* _WHAT YOU SHOULD DO_:
Each line that holds the word "JSON" should be returned.

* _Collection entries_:
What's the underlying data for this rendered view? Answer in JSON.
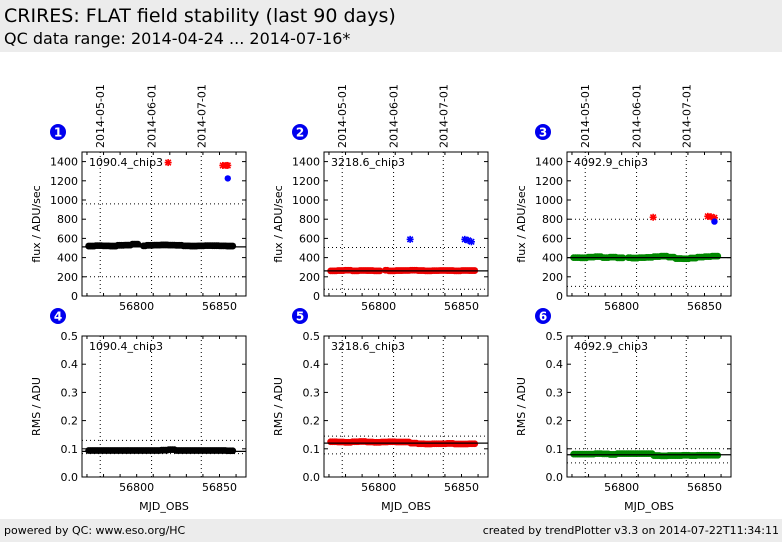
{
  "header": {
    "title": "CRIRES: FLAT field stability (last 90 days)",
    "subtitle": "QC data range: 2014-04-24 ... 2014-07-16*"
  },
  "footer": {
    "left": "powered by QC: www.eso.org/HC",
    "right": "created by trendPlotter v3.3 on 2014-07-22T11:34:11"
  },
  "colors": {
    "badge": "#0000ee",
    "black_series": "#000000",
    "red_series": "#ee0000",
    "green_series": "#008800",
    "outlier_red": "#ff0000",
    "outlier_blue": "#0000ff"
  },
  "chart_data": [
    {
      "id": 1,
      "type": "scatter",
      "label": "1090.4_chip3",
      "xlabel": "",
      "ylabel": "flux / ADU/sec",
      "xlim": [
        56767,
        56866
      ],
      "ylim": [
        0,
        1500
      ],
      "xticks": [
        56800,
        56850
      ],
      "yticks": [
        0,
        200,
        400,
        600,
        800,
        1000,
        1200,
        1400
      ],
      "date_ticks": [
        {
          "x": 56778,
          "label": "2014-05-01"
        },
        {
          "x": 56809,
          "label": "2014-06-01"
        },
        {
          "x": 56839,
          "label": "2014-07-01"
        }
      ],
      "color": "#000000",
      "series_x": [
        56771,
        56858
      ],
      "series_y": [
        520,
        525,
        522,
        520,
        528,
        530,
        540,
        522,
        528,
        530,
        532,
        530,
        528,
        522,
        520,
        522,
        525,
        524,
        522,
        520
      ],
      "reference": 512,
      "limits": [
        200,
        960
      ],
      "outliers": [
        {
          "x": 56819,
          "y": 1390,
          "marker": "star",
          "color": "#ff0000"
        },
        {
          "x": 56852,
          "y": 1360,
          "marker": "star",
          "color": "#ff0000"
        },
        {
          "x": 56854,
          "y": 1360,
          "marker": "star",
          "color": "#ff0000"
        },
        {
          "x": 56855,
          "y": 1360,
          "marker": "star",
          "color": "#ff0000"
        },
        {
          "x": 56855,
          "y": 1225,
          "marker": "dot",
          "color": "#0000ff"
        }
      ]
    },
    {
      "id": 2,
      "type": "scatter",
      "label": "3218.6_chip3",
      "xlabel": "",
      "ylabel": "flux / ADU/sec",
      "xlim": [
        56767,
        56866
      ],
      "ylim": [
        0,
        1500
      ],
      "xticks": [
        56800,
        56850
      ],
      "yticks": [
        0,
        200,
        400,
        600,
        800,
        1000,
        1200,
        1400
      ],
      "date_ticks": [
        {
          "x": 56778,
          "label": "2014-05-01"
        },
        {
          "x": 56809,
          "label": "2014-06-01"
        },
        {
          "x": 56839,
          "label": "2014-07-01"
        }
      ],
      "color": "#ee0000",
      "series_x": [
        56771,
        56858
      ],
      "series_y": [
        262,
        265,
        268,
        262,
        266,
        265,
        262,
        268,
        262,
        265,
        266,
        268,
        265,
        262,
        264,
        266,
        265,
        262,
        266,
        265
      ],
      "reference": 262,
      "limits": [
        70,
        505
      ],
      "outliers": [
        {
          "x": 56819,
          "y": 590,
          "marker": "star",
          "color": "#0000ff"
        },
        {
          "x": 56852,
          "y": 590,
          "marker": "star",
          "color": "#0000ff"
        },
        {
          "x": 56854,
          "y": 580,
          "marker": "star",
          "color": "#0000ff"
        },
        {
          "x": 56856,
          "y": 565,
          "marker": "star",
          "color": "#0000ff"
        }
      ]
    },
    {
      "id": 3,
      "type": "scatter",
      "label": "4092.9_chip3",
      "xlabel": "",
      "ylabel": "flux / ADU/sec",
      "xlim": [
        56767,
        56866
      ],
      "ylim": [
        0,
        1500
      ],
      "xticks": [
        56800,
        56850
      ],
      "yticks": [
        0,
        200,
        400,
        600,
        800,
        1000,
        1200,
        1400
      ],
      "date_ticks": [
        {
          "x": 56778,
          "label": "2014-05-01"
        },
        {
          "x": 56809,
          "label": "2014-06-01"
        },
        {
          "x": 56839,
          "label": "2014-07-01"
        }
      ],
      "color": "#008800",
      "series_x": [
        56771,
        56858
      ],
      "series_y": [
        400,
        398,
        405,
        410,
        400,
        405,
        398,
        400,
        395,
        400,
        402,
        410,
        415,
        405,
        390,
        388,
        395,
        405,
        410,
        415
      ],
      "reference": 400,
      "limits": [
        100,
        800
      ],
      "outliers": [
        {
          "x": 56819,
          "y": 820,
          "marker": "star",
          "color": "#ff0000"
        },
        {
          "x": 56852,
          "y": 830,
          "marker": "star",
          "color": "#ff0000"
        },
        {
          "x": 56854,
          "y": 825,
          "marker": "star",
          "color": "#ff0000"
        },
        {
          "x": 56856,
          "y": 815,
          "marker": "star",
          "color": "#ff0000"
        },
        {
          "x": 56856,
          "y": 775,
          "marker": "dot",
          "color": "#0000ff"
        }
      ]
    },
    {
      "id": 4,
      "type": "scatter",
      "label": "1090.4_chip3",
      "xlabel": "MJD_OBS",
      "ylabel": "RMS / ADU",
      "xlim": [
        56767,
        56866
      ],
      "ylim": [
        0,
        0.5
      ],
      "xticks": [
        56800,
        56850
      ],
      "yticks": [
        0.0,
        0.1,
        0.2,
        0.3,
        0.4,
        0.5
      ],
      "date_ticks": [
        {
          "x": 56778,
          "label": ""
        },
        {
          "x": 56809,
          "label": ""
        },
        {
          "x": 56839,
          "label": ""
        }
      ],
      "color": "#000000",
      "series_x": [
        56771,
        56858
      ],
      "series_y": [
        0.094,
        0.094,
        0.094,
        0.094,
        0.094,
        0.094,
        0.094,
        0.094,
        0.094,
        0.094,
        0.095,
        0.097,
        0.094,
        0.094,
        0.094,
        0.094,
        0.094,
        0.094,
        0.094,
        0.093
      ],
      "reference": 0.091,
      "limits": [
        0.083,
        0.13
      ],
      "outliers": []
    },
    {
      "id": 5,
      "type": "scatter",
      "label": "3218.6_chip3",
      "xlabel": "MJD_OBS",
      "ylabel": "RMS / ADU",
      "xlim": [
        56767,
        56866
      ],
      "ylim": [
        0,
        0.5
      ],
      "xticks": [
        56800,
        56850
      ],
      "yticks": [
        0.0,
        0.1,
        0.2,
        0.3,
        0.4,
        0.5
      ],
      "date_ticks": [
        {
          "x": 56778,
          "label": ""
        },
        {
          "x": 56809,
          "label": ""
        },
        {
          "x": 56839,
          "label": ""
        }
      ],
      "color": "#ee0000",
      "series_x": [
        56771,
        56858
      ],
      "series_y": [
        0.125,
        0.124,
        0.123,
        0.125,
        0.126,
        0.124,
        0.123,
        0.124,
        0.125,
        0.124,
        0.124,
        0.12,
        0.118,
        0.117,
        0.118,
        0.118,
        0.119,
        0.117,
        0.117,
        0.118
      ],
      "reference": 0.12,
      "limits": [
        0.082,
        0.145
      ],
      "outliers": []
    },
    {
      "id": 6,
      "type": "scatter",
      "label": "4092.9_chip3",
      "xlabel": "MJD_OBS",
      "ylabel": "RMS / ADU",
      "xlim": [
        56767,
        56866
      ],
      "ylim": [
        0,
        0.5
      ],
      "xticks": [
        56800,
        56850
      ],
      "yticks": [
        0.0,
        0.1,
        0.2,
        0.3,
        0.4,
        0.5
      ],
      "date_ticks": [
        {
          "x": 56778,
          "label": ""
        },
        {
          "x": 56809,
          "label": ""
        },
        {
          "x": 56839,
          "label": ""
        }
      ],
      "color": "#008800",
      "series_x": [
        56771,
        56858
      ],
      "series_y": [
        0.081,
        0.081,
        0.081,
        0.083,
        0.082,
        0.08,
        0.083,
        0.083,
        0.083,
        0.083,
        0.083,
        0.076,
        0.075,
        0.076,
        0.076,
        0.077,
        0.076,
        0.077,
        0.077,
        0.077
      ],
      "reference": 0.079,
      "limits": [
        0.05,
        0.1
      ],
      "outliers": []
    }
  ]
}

...

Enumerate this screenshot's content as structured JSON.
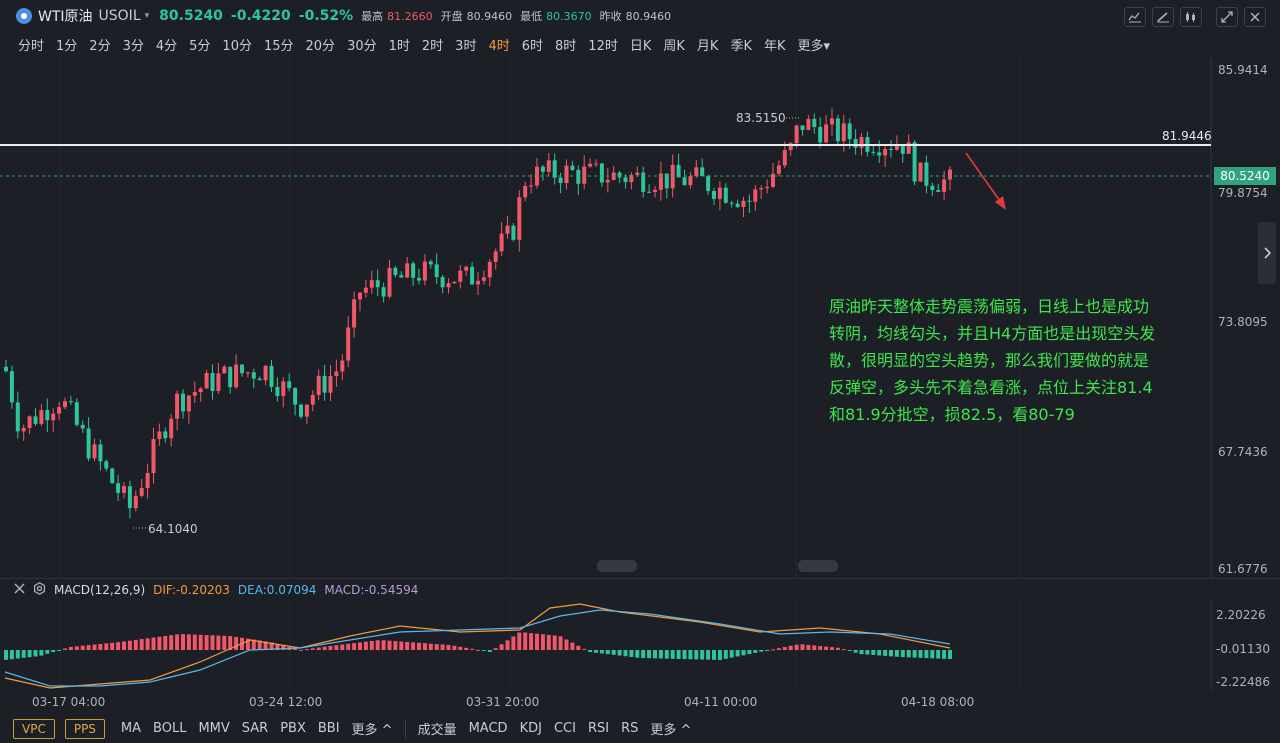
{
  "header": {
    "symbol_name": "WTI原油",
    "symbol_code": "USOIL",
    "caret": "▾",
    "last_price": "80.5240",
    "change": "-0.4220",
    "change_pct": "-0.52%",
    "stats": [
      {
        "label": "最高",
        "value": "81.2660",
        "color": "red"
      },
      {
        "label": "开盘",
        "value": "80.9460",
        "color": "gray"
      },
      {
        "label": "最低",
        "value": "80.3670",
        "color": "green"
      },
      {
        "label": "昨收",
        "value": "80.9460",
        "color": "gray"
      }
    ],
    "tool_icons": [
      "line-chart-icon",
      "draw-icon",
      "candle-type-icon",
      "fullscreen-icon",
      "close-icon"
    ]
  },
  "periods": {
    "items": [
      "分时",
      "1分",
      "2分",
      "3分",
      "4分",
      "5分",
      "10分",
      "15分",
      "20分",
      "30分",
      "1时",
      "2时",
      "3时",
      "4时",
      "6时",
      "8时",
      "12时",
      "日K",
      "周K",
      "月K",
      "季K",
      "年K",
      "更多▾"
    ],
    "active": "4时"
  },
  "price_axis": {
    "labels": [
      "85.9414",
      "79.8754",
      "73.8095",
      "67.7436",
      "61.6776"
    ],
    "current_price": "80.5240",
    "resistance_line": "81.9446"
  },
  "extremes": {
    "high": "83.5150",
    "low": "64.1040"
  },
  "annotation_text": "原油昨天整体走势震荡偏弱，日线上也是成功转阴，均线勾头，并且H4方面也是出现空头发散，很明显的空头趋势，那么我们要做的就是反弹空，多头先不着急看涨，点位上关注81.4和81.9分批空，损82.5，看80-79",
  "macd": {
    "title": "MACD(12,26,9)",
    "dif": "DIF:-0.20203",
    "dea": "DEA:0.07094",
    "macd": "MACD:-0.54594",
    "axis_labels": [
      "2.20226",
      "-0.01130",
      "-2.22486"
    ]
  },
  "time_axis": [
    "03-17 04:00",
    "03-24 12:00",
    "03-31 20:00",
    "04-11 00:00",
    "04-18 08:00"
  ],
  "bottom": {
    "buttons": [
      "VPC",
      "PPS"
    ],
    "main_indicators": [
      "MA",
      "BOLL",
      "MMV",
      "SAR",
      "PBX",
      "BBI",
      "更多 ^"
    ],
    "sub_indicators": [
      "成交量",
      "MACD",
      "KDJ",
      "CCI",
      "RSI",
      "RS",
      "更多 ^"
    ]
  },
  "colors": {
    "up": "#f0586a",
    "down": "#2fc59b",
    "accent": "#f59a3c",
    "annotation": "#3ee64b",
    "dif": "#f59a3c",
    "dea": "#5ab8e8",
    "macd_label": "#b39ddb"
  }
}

---

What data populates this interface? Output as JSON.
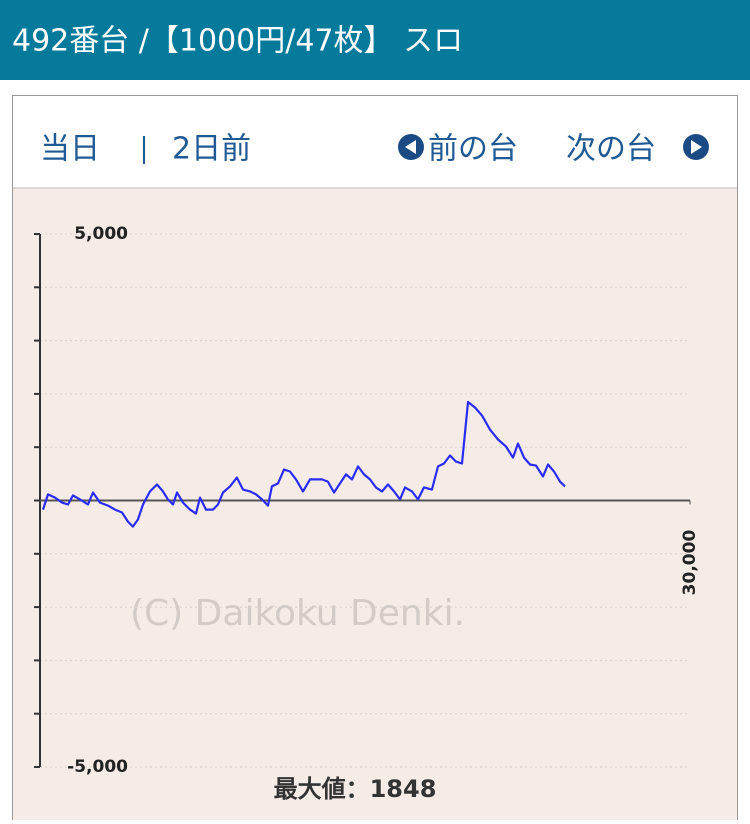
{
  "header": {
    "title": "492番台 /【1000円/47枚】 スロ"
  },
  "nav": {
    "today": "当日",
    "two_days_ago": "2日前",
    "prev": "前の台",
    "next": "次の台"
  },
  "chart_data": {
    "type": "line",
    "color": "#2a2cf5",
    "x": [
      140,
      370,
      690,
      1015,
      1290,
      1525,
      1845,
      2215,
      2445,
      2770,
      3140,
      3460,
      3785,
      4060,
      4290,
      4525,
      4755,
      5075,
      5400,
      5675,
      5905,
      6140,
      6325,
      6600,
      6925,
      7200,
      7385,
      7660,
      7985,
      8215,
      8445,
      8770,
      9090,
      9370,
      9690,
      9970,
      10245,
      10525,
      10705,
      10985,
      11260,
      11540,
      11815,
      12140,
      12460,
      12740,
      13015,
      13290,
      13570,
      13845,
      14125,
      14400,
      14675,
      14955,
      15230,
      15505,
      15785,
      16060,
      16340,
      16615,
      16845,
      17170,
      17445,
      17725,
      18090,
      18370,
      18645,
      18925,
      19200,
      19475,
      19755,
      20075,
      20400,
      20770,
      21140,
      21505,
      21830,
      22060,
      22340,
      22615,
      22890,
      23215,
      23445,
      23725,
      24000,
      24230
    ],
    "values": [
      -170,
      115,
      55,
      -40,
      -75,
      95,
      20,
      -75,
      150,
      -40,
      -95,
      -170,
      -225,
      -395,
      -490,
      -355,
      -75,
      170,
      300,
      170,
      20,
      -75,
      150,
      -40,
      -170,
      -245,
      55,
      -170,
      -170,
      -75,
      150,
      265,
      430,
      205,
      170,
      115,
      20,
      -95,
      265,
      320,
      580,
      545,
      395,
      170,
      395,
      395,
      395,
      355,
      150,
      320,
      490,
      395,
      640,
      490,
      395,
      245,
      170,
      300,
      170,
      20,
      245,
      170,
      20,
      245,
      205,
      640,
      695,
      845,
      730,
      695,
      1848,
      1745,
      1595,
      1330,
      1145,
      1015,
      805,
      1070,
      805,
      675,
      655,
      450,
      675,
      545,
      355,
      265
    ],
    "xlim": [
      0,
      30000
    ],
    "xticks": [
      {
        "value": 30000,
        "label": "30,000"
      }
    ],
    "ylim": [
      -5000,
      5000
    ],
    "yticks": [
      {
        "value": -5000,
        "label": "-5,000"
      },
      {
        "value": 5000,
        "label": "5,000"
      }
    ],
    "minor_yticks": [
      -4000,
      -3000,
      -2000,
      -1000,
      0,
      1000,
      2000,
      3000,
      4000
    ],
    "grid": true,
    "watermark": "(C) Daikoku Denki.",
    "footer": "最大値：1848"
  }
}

* _TASK OUTPUT_:
What's the underlying data for this rendered view? Answer in JSON.
Enumerate this screenshot's content as structured JSON.
What data populates this interface? Output as JSON.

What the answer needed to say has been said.